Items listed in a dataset
····················

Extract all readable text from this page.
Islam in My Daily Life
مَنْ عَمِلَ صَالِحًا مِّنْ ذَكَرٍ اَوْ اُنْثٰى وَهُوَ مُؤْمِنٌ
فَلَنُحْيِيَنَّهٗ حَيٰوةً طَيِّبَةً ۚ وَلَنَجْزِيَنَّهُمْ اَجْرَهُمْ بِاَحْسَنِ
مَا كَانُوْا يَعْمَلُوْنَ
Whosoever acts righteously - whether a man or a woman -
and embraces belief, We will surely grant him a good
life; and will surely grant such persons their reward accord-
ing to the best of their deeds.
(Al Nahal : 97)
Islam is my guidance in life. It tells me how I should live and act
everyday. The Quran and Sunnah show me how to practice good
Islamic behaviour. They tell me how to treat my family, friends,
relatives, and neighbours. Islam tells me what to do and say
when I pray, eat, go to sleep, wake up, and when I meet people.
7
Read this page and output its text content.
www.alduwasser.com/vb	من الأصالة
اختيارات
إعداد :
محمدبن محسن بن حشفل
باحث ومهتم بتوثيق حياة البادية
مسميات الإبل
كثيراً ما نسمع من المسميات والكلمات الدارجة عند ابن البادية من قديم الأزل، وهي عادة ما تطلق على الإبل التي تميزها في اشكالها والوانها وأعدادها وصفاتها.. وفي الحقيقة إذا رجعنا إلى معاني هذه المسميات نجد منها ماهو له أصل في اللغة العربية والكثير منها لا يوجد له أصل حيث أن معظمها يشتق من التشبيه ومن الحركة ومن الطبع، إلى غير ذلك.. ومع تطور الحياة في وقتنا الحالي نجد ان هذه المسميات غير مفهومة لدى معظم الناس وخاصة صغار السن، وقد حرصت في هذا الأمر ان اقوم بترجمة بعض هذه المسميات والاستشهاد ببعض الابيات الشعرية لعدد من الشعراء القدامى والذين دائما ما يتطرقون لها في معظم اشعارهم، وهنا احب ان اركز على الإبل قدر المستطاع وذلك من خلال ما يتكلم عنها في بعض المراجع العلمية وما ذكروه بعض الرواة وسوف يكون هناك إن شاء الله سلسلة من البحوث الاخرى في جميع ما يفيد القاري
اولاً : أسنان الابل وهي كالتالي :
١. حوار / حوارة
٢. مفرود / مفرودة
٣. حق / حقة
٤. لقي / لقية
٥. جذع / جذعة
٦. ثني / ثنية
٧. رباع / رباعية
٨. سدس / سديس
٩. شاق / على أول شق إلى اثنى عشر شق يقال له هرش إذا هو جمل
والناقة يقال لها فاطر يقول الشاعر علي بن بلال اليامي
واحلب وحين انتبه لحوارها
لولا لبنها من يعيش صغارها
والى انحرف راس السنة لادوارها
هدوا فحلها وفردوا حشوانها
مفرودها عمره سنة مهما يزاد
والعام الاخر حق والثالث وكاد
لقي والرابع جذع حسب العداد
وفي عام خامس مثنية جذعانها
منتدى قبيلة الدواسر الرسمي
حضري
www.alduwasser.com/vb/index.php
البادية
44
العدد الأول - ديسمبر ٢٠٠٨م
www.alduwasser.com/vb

····················

TASK PROMPT —
Each entry above is to be set down again in exactly the same words.

TASK ANSWER —
Extract all readable text from this page.
Islam in My Daily Life
مَنْ عَمِلَ صَالِحًا مِّنْ ذَكَرٍ اَوْ اُنْثٰى وَهُوَ مُؤْمِنٌ
فَلَنُحْيِيَنَّهٗ حَيٰوةً طَيِّبَةً ۚ وَلَنَجْزِيَنَّهُمْ اَجْرَهُمْ بِاَحْسَنِ
مَا كَانُوْا يَعْمَلُوْنَ
Whosoever acts righteously - whether a man or a woman -
and embraces belief, We will surely grant him a good
life; and will surely grant such persons their reward accord-
ing to the best of their deeds.
(Al Nahal : 97)
Islam is my guidance in life. It tells me how I should live and act
everyday. The Quran and Sunnah show me how to practice good
Islamic behaviour. They tell me how to treat my family, friends,
relatives, and neighbours. Islam tells me what to do and say
when I pray, eat, go to sleep, wake up, and when I meet people.
7
Read this page and output its text content.
www.alduwasser.com/vb	من الأصالة
اختيارات
إعداد :
محمدبن محسن بن حشفل
باحث ومهتم بتوثيق حياة البادية
مسميات الإبل
كثيراً ما نسمع من المسميات والكلمات الدارجة عند ابن البادية من قديم الأزل، وهي عادة ما تطلق على الإبل التي تميزها في اشكالها والوانها وأعدادها وصفاتها.. وفي الحقيقة إذا رجعنا إلى معاني هذه المسميات نجد منها ماهو له أصل في اللغة العربية والكثير منها لا يوجد له أصل حيث أن معظمها يشتق من التشبيه ومن الحركة ومن الطبع، إلى غير ذلك.. ومع تطور الحياة في وقتنا الحالي نجد ان هذه المسميات غير مفهومة لدى معظم الناس وخاصة صغار السن، وقد حرصت في هذا الأمر ان اقوم بترجمة بعض هذه المسميات والاستشهاد ببعض الابيات الشعرية لعدد من الشعراء القدامى والذين دائما ما يتطرقون لها في معظم اشعارهم، وهنا احب ان اركز على الإبل قدر المستطاع وذلك من خلال ما يتكلم عنها في بعض المراجع العلمية وما ذكروه بعض الرواة وسوف يكون هناك إن شاء الله سلسلة من البحوث الاخرى في جميع ما يفيد القاري
اولاً : أسنان الابل وهي كالتالي :
١. حوار / حوارة
٢. مفرود / مفرودة
٣. حق / حقة
٤. لقي / لقية
٥. جذع / جذعة
٦. ثني / ثنية
٧. رباع / رباعية
٨. سدس / سديس
٩. شاق / على أول شق إلى اثنى عشر شق يقال له هرش إذا هو جمل
والناقة يقال لها فاطر يقول الشاعر علي بن بلال اليامي
واحلب وحين انتبه لحوارها
لولا لبنها من يعيش صغارها
والى انحرف راس السنة لادوارها
هدوا فحلها وفردوا حشوانها
مفرودها عمره سنة مهما يزاد
والعام الاخر حق والثالث وكاد
لقي والرابع جذع حسب العداد
وفي عام خامس مثنية جذعانها
منتدى قبيلة الدواسر الرسمي
حضري
www.alduwasser.com/vb/index.php
البادية
44
العدد الأول - ديسمبر ٢٠٠٨م
www.alduwasser.com/vb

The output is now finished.